# GOAL OF THE EXERCISE:
Copy the records below word for word, keeping every line in its original order.

# SUPPLIED RECORDS:

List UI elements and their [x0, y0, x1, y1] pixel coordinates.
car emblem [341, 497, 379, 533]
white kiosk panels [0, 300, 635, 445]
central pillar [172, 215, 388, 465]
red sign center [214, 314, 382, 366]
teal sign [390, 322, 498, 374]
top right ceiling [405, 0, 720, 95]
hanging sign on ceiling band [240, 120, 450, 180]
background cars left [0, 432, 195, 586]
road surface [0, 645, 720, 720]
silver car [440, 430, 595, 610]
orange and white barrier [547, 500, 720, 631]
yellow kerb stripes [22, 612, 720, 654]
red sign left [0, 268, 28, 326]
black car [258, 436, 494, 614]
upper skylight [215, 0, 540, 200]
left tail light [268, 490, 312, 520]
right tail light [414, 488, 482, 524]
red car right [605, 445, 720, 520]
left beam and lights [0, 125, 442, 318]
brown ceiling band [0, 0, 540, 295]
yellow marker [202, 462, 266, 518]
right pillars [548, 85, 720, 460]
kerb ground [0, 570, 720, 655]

# THE COMPLETED TASK:
List UI elements and their [x0, y0, x1, y1] pixel coordinates.
car emblem [341, 497, 379, 533]
white kiosk panels [0, 300, 635, 445]
central pillar [172, 215, 388, 465]
red sign center [214, 314, 382, 366]
teal sign [390, 322, 498, 374]
top right ceiling [405, 0, 720, 95]
hanging sign on ceiling band [240, 120, 450, 180]
background cars left [0, 432, 195, 586]
road surface [0, 645, 720, 720]
silver car [440, 430, 595, 610]
orange and white barrier [547, 500, 720, 631]
yellow kerb stripes [22, 612, 720, 654]
red sign left [0, 268, 28, 326]
black car [258, 436, 494, 614]
upper skylight [215, 0, 540, 200]
left tail light [268, 490, 312, 520]
right tail light [414, 488, 482, 524]
red car right [605, 445, 720, 520]
left beam and lights [0, 125, 442, 318]
brown ceiling band [0, 0, 540, 295]
yellow marker [202, 462, 266, 518]
right pillars [548, 85, 720, 460]
kerb ground [0, 570, 720, 655]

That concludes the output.